[Problem to work on]
In the records below, find the line with "Output a JSON" and repeat it and every line after it, exactly, without any pictures.

[Material shown]
——————————

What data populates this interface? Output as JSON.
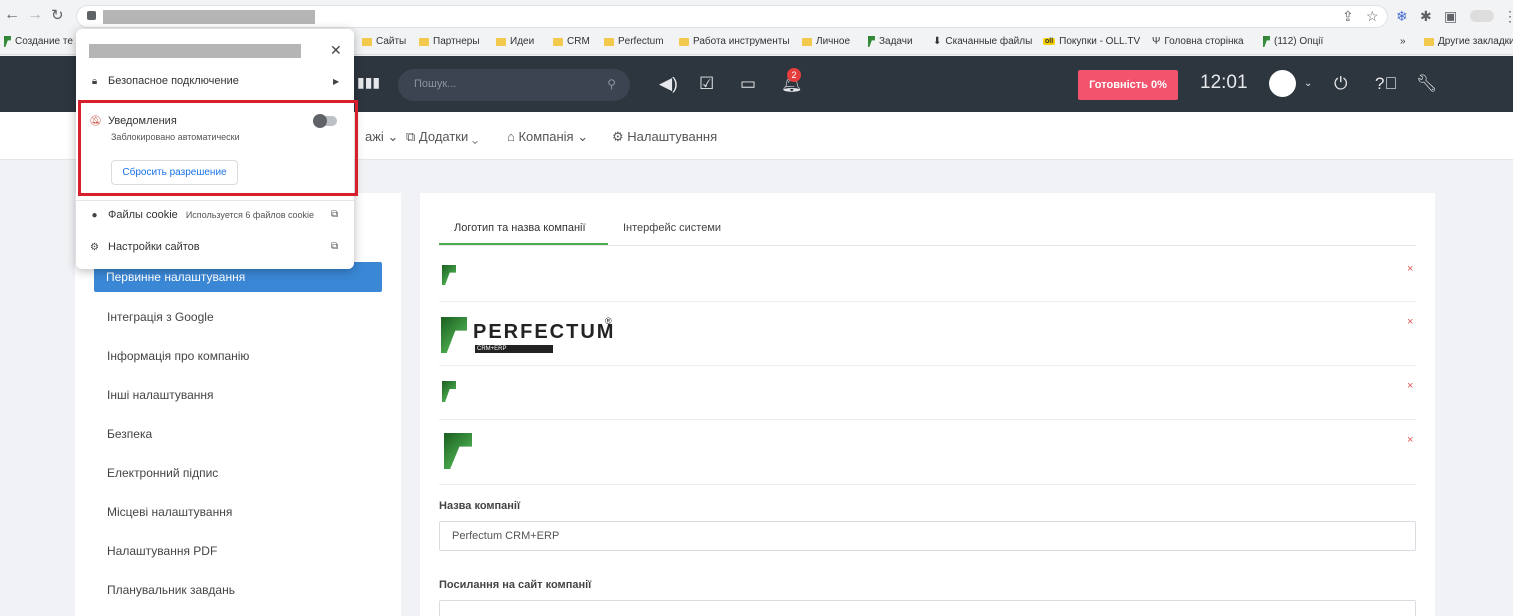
{
  "browser": {
    "bookmarks": [
      "Создание те",
      "Сайты",
      "Партнеры",
      "Идеи",
      "CRM",
      "Perfectum",
      "Работа инструменты",
      "Личное",
      "Задачи",
      "Скачанные файлы",
      "Покупки - OLL.TV",
      "Головна сторінка",
      "(112) Опції",
      "Другие закладки"
    ],
    "more_bookmarks": "»",
    "oll_badge": "oll"
  },
  "header": {
    "search_placeholder": "Пошук...",
    "notifications_count": "2",
    "readiness": "Готовність 0%",
    "clock": "12:01"
  },
  "topnav": {
    "items": [
      "ажі",
      "Додатки",
      "Компанія",
      "Налаштування"
    ]
  },
  "sidebar": {
    "active": "Первинне налаштування",
    "items": [
      "Інтеграція з Google",
      "Інформація про компанію",
      "Інші налаштування",
      "Безпека",
      "Електронний підпис",
      "Місцеві налаштування",
      "Налаштування PDF",
      "Планувальник завдань"
    ]
  },
  "main": {
    "tabs": [
      "Логотип та назва компанії",
      "Інтерфейс системи"
    ],
    "logo_wordmark": "PERFECTUM",
    "logo_reg": "®",
    "logo_tag": "CRM+ERP",
    "company_name_label": "Назва компанії",
    "company_name_value": "Perfectum CRM+ERP",
    "website_label": "Посилання на сайт компанії",
    "delete_glyph": "×"
  },
  "popup": {
    "secure": "Безопасное подключение",
    "notifications_title": "Уведомления",
    "notifications_sub": "Заблокировано автоматически",
    "reset_button": "Сбросить разрешение",
    "cookies_label": "Файлы cookie",
    "cookies_sub": "Используется 6 файлов cookie",
    "site_settings": "Настройки сайтов"
  },
  "colors": {
    "header_bg": "#2d353f",
    "accent_blue": "#3a87d6",
    "readiness_red": "#f2536d",
    "brand_green": "#43a047",
    "highlight_red": "#d7202c"
  }
}
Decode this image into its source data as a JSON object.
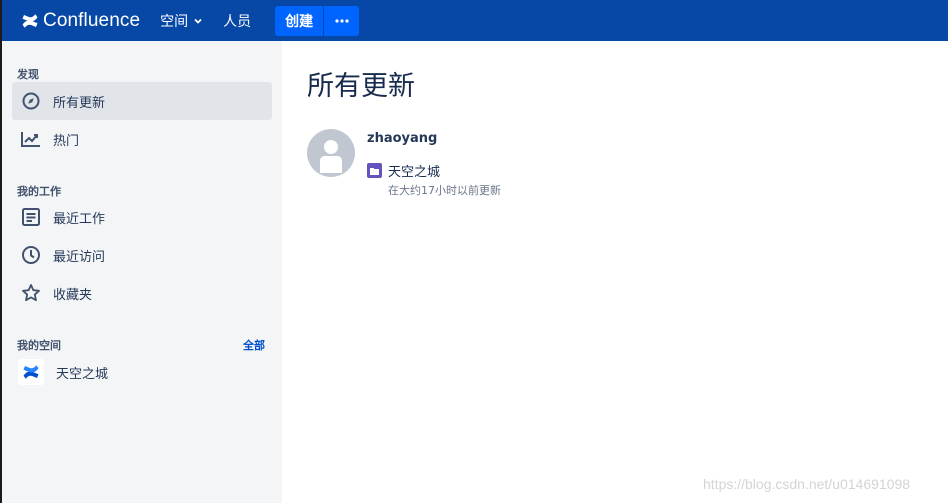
{
  "topnav": {
    "logo_text": "Confluence",
    "spaces_label": "空间",
    "people_label": "人员",
    "create_label": "创建",
    "more_icon": "ellipsis-icon",
    "bg_color": "#0747a6",
    "button_color": "#0065ff"
  },
  "sidebar": {
    "discover_title": "发现",
    "discover_items": [
      {
        "label": "所有更新",
        "icon": "compass-icon",
        "active": true
      },
      {
        "label": "热门",
        "icon": "trending-icon",
        "active": false
      }
    ],
    "mywork_title": "我的工作",
    "mywork_items": [
      {
        "label": "最近工作",
        "icon": "document-icon"
      },
      {
        "label": "最近访问",
        "icon": "clock-icon"
      },
      {
        "label": "收藏夹",
        "icon": "star-icon"
      }
    ],
    "myspaces_title": "我的空间",
    "all_label": "全部",
    "spaces": [
      {
        "label": "天空之城",
        "icon": "confluence-space-icon"
      }
    ]
  },
  "main": {
    "title": "所有更新",
    "updates": [
      {
        "user": "zhaoyang",
        "title": "天空之城",
        "time": "在大约17小时以前更新",
        "icon": "folder-icon",
        "icon_color": "#6554c0"
      }
    ]
  },
  "watermark": "https://blog.csdn.net/u014691098"
}
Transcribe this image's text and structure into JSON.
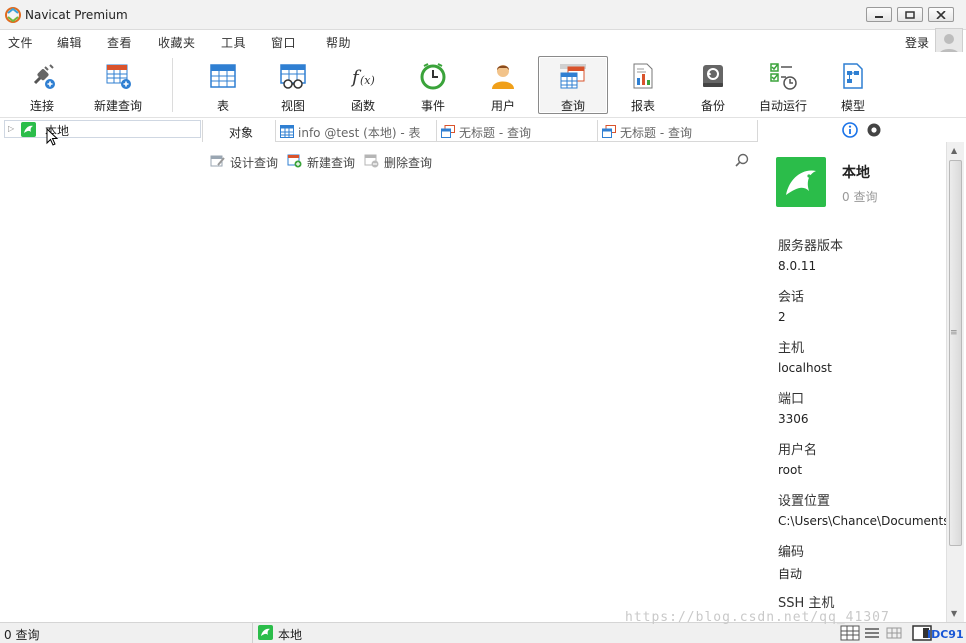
{
  "window": {
    "title": "Navicat Premium"
  },
  "menu": {
    "items": [
      "文件",
      "编辑",
      "查看",
      "收藏夹",
      "工具",
      "窗口",
      "帮助"
    ],
    "signin": "登录"
  },
  "toolbar": {
    "items": [
      {
        "label": "连接",
        "icon": "plug-icon"
      },
      {
        "label": "新建查询",
        "icon": "new-query-icon"
      },
      {
        "label": "表",
        "icon": "table-icon"
      },
      {
        "label": "视图",
        "icon": "view-icon"
      },
      {
        "label": "函数",
        "icon": "function-icon"
      },
      {
        "label": "事件",
        "icon": "clock-icon"
      },
      {
        "label": "用户",
        "icon": "user-icon"
      },
      {
        "label": "查询",
        "icon": "query-icon"
      },
      {
        "label": "报表",
        "icon": "report-icon"
      },
      {
        "label": "备份",
        "icon": "backup-icon"
      },
      {
        "label": "自动运行",
        "icon": "schedule-icon"
      },
      {
        "label": "模型",
        "icon": "model-icon"
      }
    ],
    "active": "查询"
  },
  "tree": {
    "items": [
      {
        "label": "本地",
        "icon": "mysql-dolphin-icon"
      }
    ]
  },
  "tabs": [
    {
      "label": "对象",
      "icon": ""
    },
    {
      "label": "info @test (本地) - 表",
      "icon": "table-icon"
    },
    {
      "label": "无标题 - 查询",
      "icon": "query-icon"
    },
    {
      "label": "无标题 - 查询",
      "icon": "query-icon"
    }
  ],
  "object_toolbar": {
    "design_query": "设计查询",
    "new_query": "新建查询",
    "delete_query": "删除查询"
  },
  "info_panel": {
    "name": "本地",
    "subtitle": "0 查询",
    "properties": [
      {
        "key": "服务器版本",
        "value": "8.0.11"
      },
      {
        "key": "会话",
        "value": "2"
      },
      {
        "key": "主机",
        "value": "localhost"
      },
      {
        "key": "端口",
        "value": "3306"
      },
      {
        "key": "用户名",
        "value": "root"
      },
      {
        "key": "设置位置",
        "value": "C:\\Users\\Chance\\Documents\\"
      },
      {
        "key": "编码",
        "value": "自动"
      },
      {
        "key": "SSH 主机",
        "value": ""
      }
    ]
  },
  "status": {
    "left": "0 查询",
    "connection": "本地",
    "watermark": "https://blog.csdn.net/qq_41307",
    "corner": "IDC91"
  },
  "colors": {
    "accent_green": "#2bbd4a",
    "info_blue": "#1a73e8"
  }
}
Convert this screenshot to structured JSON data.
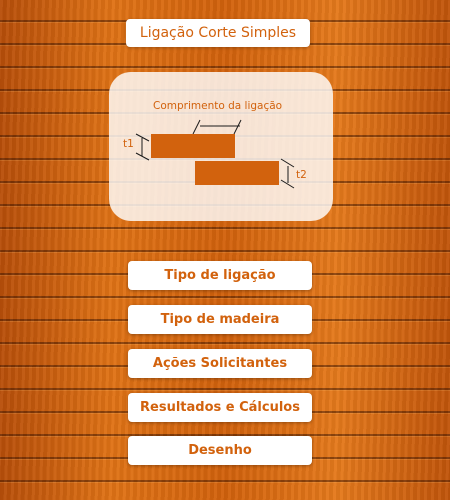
{
  "header": {
    "title": "Ligação Corte Simples"
  },
  "diagram": {
    "length_label": "Comprimento da ligação",
    "t1_label": "t1",
    "t2_label": "t2",
    "plate_color": "#d2620d"
  },
  "menu": {
    "items": [
      {
        "label": "Tipo de ligação"
      },
      {
        "label": "Tipo de madeira"
      },
      {
        "label": "Ações Solicitantes"
      },
      {
        "label": "Resultados e Cálculos"
      },
      {
        "label": "Desenho"
      }
    ]
  },
  "colors": {
    "accent": "#d2620d",
    "button_bg": "#ffffff"
  }
}
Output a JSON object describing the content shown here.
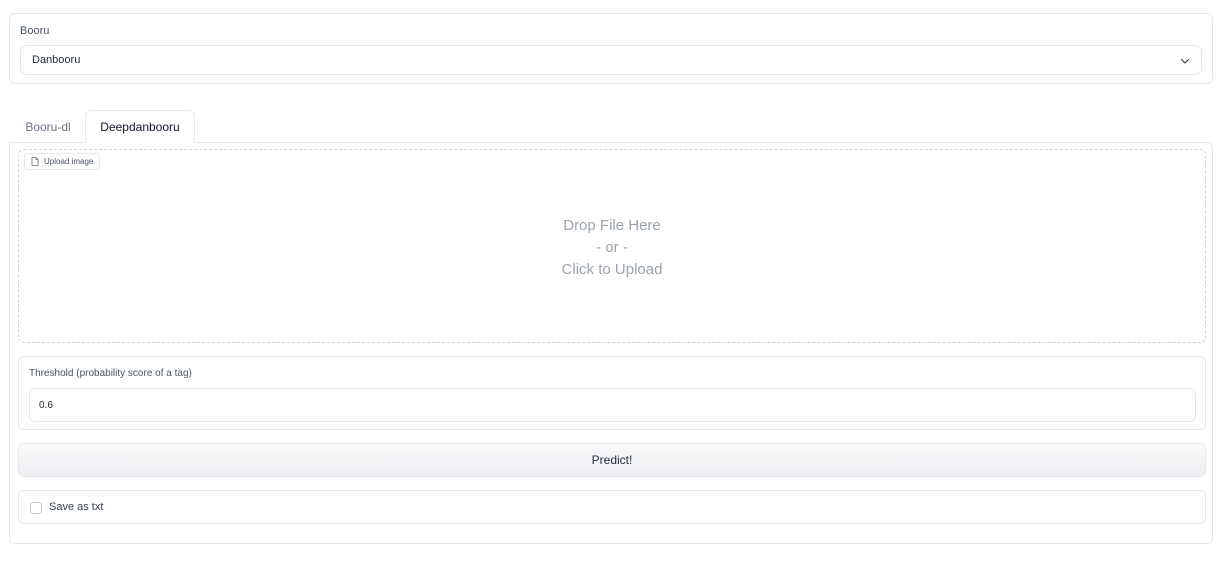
{
  "booru": {
    "label": "Booru",
    "selected": "Danbooru"
  },
  "tabs": [
    {
      "label": "Booru-dl",
      "active": false
    },
    {
      "label": "Deepdanbooru",
      "active": true
    }
  ],
  "upload": {
    "chip_label": "Upload image",
    "line1": "Drop File Here",
    "line2": "- or -",
    "line3": "Click to Upload"
  },
  "threshold": {
    "label": "Threshold (probability score of a tag)",
    "value": "0.6"
  },
  "predict": {
    "label": "Predict!"
  },
  "save": {
    "label": "Save as txt",
    "checked": false
  },
  "icons": {
    "dropdown": "chevron-down-icon",
    "upload_chip": "file-icon"
  },
  "colors": {
    "border": "#e5e7eb",
    "placeholder_text": "#9ca3af"
  }
}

——————————

[Solution]
Output a JSON object describing the content shown here.
{
  "booru": {
    "label": "Booru",
    "selected": "Danbooru"
  },
  "tabs": [
    {
      "label": "Booru-dl",
      "active": false
    },
    {
      "label": "Deepdanbooru",
      "active": true
    }
  ],
  "upload": {
    "chip_label": "Upload image",
    "line1": "Drop File Here",
    "line2": "- or -",
    "line3": "Click to Upload"
  },
  "threshold": {
    "label": "Threshold (probability score of a tag)",
    "value": "0.6"
  },
  "predict": {
    "label": "Predict!"
  },
  "save": {
    "label": "Save as txt",
    "checked": false
  },
  "icons": {
    "dropdown": "chevron-down-icon",
    "upload_chip": "file-icon"
  },
  "colors": {
    "border": "#e5e7eb",
    "placeholder_text": "#9ca3af"
  }
}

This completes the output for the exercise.